# Supplied data:
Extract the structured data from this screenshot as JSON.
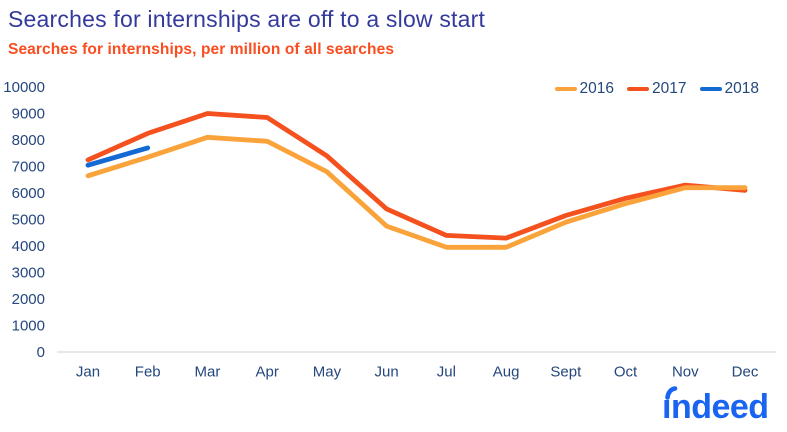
{
  "chart_data": {
    "type": "line",
    "title": "Searches for internships are off to a slow start",
    "subtitle": "Searches for internships, per million of all searches",
    "categories": [
      "Jan",
      "Feb",
      "Mar",
      "Apr",
      "May",
      "Jun",
      "Jul",
      "Aug",
      "Sept",
      "Oct",
      "Nov",
      "Dec"
    ],
    "series": [
      {
        "name": "2016",
        "color": "#f9a33a",
        "z": 1,
        "values": [
          6650,
          7350,
          8100,
          7950,
          6800,
          4750,
          3950,
          3950,
          4900,
          5600,
          6200,
          6200
        ]
      },
      {
        "name": "2017",
        "color": "#f4511e",
        "z": 0,
        "values": [
          7250,
          8250,
          9000,
          8850,
          7400,
          5400,
          4400,
          4300,
          5150,
          5800,
          6300,
          6100
        ]
      },
      {
        "name": "2018",
        "color": "#1569d3",
        "z": 2,
        "values": [
          7050,
          7700
        ]
      }
    ],
    "xlabel": "",
    "ylabel": "",
    "ylim": [
      0,
      10000
    ],
    "yticks": [
      0,
      1000,
      2000,
      3000,
      4000,
      5000,
      6000,
      7000,
      8000,
      9000,
      10000
    ],
    "grid": false,
    "legend_position": "top-right",
    "colors": {
      "title": "#333a9c",
      "subtitle": "#fa4d20",
      "axis_text": "#24477d",
      "axis_line": "#d9d9d9",
      "legend_text": "#24477d"
    }
  },
  "logo": {
    "text": "indeed",
    "color": "#1a64f2"
  }
}
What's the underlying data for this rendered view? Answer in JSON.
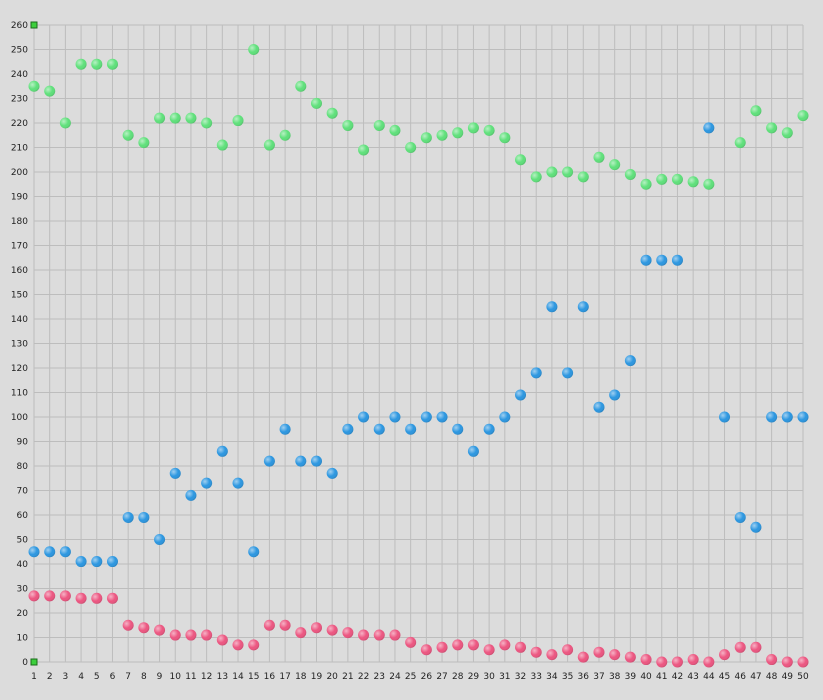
{
  "chart_data": {
    "type": "scatter",
    "x": [
      1,
      2,
      3,
      4,
      5,
      6,
      7,
      8,
      9,
      10,
      11,
      12,
      13,
      14,
      15,
      16,
      17,
      18,
      19,
      20,
      21,
      22,
      23,
      24,
      25,
      26,
      27,
      28,
      29,
      30,
      31,
      32,
      33,
      34,
      35,
      36,
      37,
      38,
      39,
      40,
      41,
      42,
      43,
      44,
      45,
      46,
      47,
      48,
      49,
      50
    ],
    "xlim": [
      1,
      50
    ],
    "ylim": [
      0,
      260
    ],
    "y_ticks": [
      0,
      10,
      20,
      30,
      40,
      50,
      60,
      70,
      80,
      90,
      100,
      110,
      120,
      130,
      140,
      150,
      160,
      170,
      180,
      190,
      200,
      210,
      220,
      230,
      240,
      250,
      260
    ],
    "grid": true,
    "legend": "none",
    "series": [
      {
        "color": "#5ee07a",
        "points": [
          [
            1,
            235
          ],
          [
            2,
            233
          ],
          [
            3,
            220
          ],
          [
            4,
            244
          ],
          [
            5,
            244
          ],
          [
            6,
            244
          ],
          [
            7,
            215
          ],
          [
            8,
            212
          ],
          [
            9,
            222
          ],
          [
            10,
            222
          ],
          [
            11,
            222
          ],
          [
            12,
            220
          ],
          [
            13,
            211
          ],
          [
            14,
            221
          ],
          [
            15,
            250
          ],
          [
            16,
            211
          ],
          [
            17,
            215
          ],
          [
            18,
            235
          ],
          [
            19,
            228
          ],
          [
            20,
            224
          ],
          [
            21,
            219
          ],
          [
            22,
            209
          ],
          [
            23,
            219
          ],
          [
            24,
            217
          ],
          [
            25,
            210
          ],
          [
            26,
            214
          ],
          [
            27,
            215
          ],
          [
            28,
            216
          ],
          [
            29,
            218
          ],
          [
            30,
            217
          ],
          [
            31,
            214
          ],
          [
            32,
            205
          ],
          [
            33,
            198
          ],
          [
            34,
            200
          ],
          [
            35,
            200
          ],
          [
            36,
            198
          ],
          [
            37,
            206
          ],
          [
            38,
            203
          ],
          [
            39,
            199
          ],
          [
            40,
            195
          ],
          [
            41,
            197
          ],
          [
            42,
            197
          ],
          [
            43,
            196
          ],
          [
            44,
            195
          ],
          [
            46,
            212
          ],
          [
            47,
            225
          ],
          [
            48,
            218
          ],
          [
            49,
            216
          ],
          [
            50,
            223
          ]
        ]
      },
      {
        "color": "#2b96e0",
        "points": [
          [
            1,
            45
          ],
          [
            2,
            45
          ],
          [
            3,
            45
          ],
          [
            4,
            41
          ],
          [
            5,
            41
          ],
          [
            6,
            41
          ],
          [
            7,
            59
          ],
          [
            8,
            59
          ],
          [
            9,
            50
          ],
          [
            10,
            77
          ],
          [
            11,
            68
          ],
          [
            12,
            73
          ],
          [
            13,
            86
          ],
          [
            14,
            73
          ],
          [
            15,
            45
          ],
          [
            16,
            82
          ],
          [
            17,
            95
          ],
          [
            18,
            82
          ],
          [
            19,
            82
          ],
          [
            20,
            77
          ],
          [
            21,
            95
          ],
          [
            22,
            100
          ],
          [
            23,
            95
          ],
          [
            24,
            100
          ],
          [
            25,
            95
          ],
          [
            26,
            100
          ],
          [
            27,
            100
          ],
          [
            28,
            95
          ],
          [
            29,
            86
          ],
          [
            30,
            95
          ],
          [
            31,
            100
          ],
          [
            32,
            109
          ],
          [
            33,
            118
          ],
          [
            34,
            145
          ],
          [
            35,
            118
          ],
          [
            36,
            145
          ],
          [
            37,
            104
          ],
          [
            38,
            109
          ],
          [
            39,
            123
          ],
          [
            40,
            164
          ],
          [
            41,
            164
          ],
          [
            42,
            164
          ],
          [
            44,
            218
          ],
          [
            45,
            100
          ],
          [
            46,
            59
          ],
          [
            47,
            55
          ],
          [
            48,
            100
          ],
          [
            49,
            100
          ],
          [
            50,
            100
          ]
        ]
      },
      {
        "color": "#ec5580",
        "points": [
          [
            1,
            27
          ],
          [
            2,
            27
          ],
          [
            3,
            27
          ],
          [
            4,
            26
          ],
          [
            5,
            26
          ],
          [
            6,
            26
          ],
          [
            7,
            15
          ],
          [
            8,
            14
          ],
          [
            9,
            13
          ],
          [
            10,
            11
          ],
          [
            11,
            11
          ],
          [
            12,
            11
          ],
          [
            13,
            9
          ],
          [
            14,
            7
          ],
          [
            15,
            7
          ],
          [
            16,
            15
          ],
          [
            17,
            15
          ],
          [
            18,
            12
          ],
          [
            19,
            14
          ],
          [
            20,
            13
          ],
          [
            21,
            12
          ],
          [
            22,
            11
          ],
          [
            23,
            11
          ],
          [
            24,
            11
          ],
          [
            25,
            8
          ],
          [
            26,
            5
          ],
          [
            27,
            6
          ],
          [
            28,
            7
          ],
          [
            29,
            7
          ],
          [
            30,
            5
          ],
          [
            31,
            7
          ],
          [
            32,
            6
          ],
          [
            33,
            4
          ],
          [
            34,
            3
          ],
          [
            35,
            5
          ],
          [
            36,
            2
          ],
          [
            37,
            4
          ],
          [
            38,
            3
          ],
          [
            39,
            2
          ],
          [
            40,
            1
          ],
          [
            41,
            0
          ],
          [
            42,
            0
          ],
          [
            43,
            1
          ],
          [
            44,
            0
          ],
          [
            45,
            3
          ],
          [
            46,
            6
          ],
          [
            47,
            6
          ],
          [
            48,
            1
          ],
          [
            49,
            0
          ],
          [
            50,
            0
          ]
        ]
      }
    ],
    "markers": [
      [
        1,
        260
      ],
      [
        1,
        0
      ]
    ],
    "marker_color": "#3ccf3c"
  }
}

# Task instructions:
Copy the listing over exactly, skipping the pictures it holds.

# The answer:
Extract the structured data from this screenshot as JSON.
{
  "chart_data": {
    "type": "line",
    "title": "Searches for internships are off to a slow start",
    "subtitle": "Searches for internships, per million of all searches",
    "categories": [
      "Jan",
      "Feb",
      "Mar",
      "Apr",
      "May",
      "Jun",
      "Jul",
      "Aug",
      "Sept",
      "Oct",
      "Nov",
      "Dec"
    ],
    "series": [
      {
        "name": "2016",
        "color": "#f9a33a",
        "z": 1,
        "values": [
          6650,
          7350,
          8100,
          7950,
          6800,
          4750,
          3950,
          3950,
          4900,
          5600,
          6200,
          6200
        ]
      },
      {
        "name": "2017",
        "color": "#f4511e",
        "z": 0,
        "values": [
          7250,
          8250,
          9000,
          8850,
          7400,
          5400,
          4400,
          4300,
          5150,
          5800,
          6300,
          6100
        ]
      },
      {
        "name": "2018",
        "color": "#1569d3",
        "z": 2,
        "values": [
          7050,
          7700
        ]
      }
    ],
    "xlabel": "",
    "ylabel": "",
    "ylim": [
      0,
      10000
    ],
    "yticks": [
      0,
      1000,
      2000,
      3000,
      4000,
      5000,
      6000,
      7000,
      8000,
      9000,
      10000
    ],
    "grid": false,
    "legend_position": "top-right",
    "colors": {
      "title": "#333a9c",
      "subtitle": "#fa4d20",
      "axis_text": "#24477d",
      "axis_line": "#d9d9d9",
      "legend_text": "#24477d"
    }
  },
  "logo": {
    "text": "indeed",
    "color": "#1a64f2"
  }
}
What's the underlying data for this rendered view? Answer in JSON.
{
  "chart_data": {
    "type": "scatter",
    "x": [
      1,
      2,
      3,
      4,
      5,
      6,
      7,
      8,
      9,
      10,
      11,
      12,
      13,
      14,
      15,
      16,
      17,
      18,
      19,
      20,
      21,
      22,
      23,
      24,
      25,
      26,
      27,
      28,
      29,
      30,
      31,
      32,
      33,
      34,
      35,
      36,
      37,
      38,
      39,
      40,
      41,
      42,
      43,
      44,
      45,
      46,
      47,
      48,
      49,
      50
    ],
    "xlim": [
      1,
      50
    ],
    "ylim": [
      0,
      260
    ],
    "y_ticks": [
      0,
      10,
      20,
      30,
      40,
      50,
      60,
      70,
      80,
      90,
      100,
      110,
      120,
      130,
      140,
      150,
      160,
      170,
      180,
      190,
      200,
      210,
      220,
      230,
      240,
      250,
      260
    ],
    "grid": true,
    "legend": "none",
    "series": [
      {
        "color": "#5ee07a",
        "points": [
          [
            1,
            235
          ],
          [
            2,
            233
          ],
          [
            3,
            220
          ],
          [
            4,
            244
          ],
          [
            5,
            244
          ],
          [
            6,
            244
          ],
          [
            7,
            215
          ],
          [
            8,
            212
          ],
          [
            9,
            222
          ],
          [
            10,
            222
          ],
          [
            11,
            222
          ],
          [
            12,
            220
          ],
          [
            13,
            211
          ],
          [
            14,
            221
          ],
          [
            15,
            250
          ],
          [
            16,
            211
          ],
          [
            17,
            215
          ],
          [
            18,
            235
          ],
          [
            19,
            228
          ],
          [
            20,
            224
          ],
          [
            21,
            219
          ],
          [
            22,
            209
          ],
          [
            23,
            219
          ],
          [
            24,
            217
          ],
          [
            25,
            210
          ],
          [
            26,
            214
          ],
          [
            27,
            215
          ],
          [
            28,
            216
          ],
          [
            29,
            218
          ],
          [
            30,
            217
          ],
          [
            31,
            214
          ],
          [
            32,
            205
          ],
          [
            33,
            198
          ],
          [
            34,
            200
          ],
          [
            35,
            200
          ],
          [
            36,
            198
          ],
          [
            37,
            206
          ],
          [
            38,
            203
          ],
          [
            39,
            199
          ],
          [
            40,
            195
          ],
          [
            41,
            197
          ],
          [
            42,
            197
          ],
          [
            43,
            196
          ],
          [
            44,
            195
          ],
          [
            46,
            212
          ],
          [
            47,
            225
          ],
          [
            48,
            218
          ],
          [
            49,
            216
          ],
          [
            50,
            223
          ]
        ]
      },
      {
        "color": "#2b96e0",
        "points": [
          [
            1,
            45
          ],
          [
            2,
            45
          ],
          [
            3,
            45
          ],
          [
            4,
            41
          ],
          [
            5,
            41
          ],
          [
            6,
            41
          ],
          [
            7,
            59
          ],
          [
            8,
            59
          ],
          [
            9,
            50
          ],
          [
            10,
            77
          ],
          [
            11,
            68
          ],
          [
            12,
            73
          ],
          [
            13,
            86
          ],
          [
            14,
            73
          ],
          [
            15,
            45
          ],
          [
            16,
            82
          ],
          [
            17,
            95
          ],
          [
            18,
            82
          ],
          [
            19,
            82
          ],
          [
            20,
            77
          ],
          [
            21,
            95
          ],
          [
            22,
            100
          ],
          [
            23,
            95
          ],
          [
            24,
            100
          ],
          [
            25,
            95
          ],
          [
            26,
            100
          ],
          [
            27,
            100
          ],
          [
            28,
            95
          ],
          [
            29,
            86
          ],
          [
            30,
            95
          ],
          [
            31,
            100
          ],
          [
            32,
            109
          ],
          [
            33,
            118
          ],
          [
            34,
            145
          ],
          [
            35,
            118
          ],
          [
            36,
            145
          ],
          [
            37,
            104
          ],
          [
            38,
            109
          ],
          [
            39,
            123
          ],
          [
            40,
            164
          ],
          [
            41,
            164
          ],
          [
            42,
            164
          ],
          [
            44,
            218
          ],
          [
            45,
            100
          ],
          [
            46,
            59
          ],
          [
            47,
            55
          ],
          [
            48,
            100
          ],
          [
            49,
            100
          ],
          [
            50,
            100
          ]
        ]
      },
      {
        "color": "#ec5580",
        "points": [
          [
            1,
            27
          ],
          [
            2,
            27
          ],
          [
            3,
            27
          ],
          [
            4,
            26
          ],
          [
            5,
            26
          ],
          [
            6,
            26
          ],
          [
            7,
            15
          ],
          [
            8,
            14
          ],
          [
            9,
            13
          ],
          [
            10,
            11
          ],
          [
            11,
            11
          ],
          [
            12,
            11
          ],
          [
            13,
            9
          ],
          [
            14,
            7
          ],
          [
            15,
            7
          ],
          [
            16,
            15
          ],
          [
            17,
            15
          ],
          [
            18,
            12
          ],
          [
            19,
            14
          ],
          [
            20,
            13
          ],
          [
            21,
            12
          ],
          [
            22,
            11
          ],
          [
            23,
            11
          ],
          [
            24,
            11
          ],
          [
            25,
            8
          ],
          [
            26,
            5
          ],
          [
            27,
            6
          ],
          [
            28,
            7
          ],
          [
            29,
            7
          ],
          [
            30,
            5
          ],
          [
            31,
            7
          ],
          [
            32,
            6
          ],
          [
            33,
            4
          ],
          [
            34,
            3
          ],
          [
            35,
            5
          ],
          [
            36,
            2
          ],
          [
            37,
            4
          ],
          [
            38,
            3
          ],
          [
            39,
            2
          ],
          [
            40,
            1
          ],
          [
            41,
            0
          ],
          [
            42,
            0
          ],
          [
            43,
            1
          ],
          [
            44,
            0
          ],
          [
            45,
            3
          ],
          [
            46,
            6
          ],
          [
            47,
            6
          ],
          [
            48,
            1
          ],
          [
            49,
            0
          ],
          [
            50,
            0
          ]
        ]
      }
    ],
    "markers": [
      [
        1,
        260
      ],
      [
        1,
        0
      ]
    ],
    "marker_color": "#3ccf3c"
  }
}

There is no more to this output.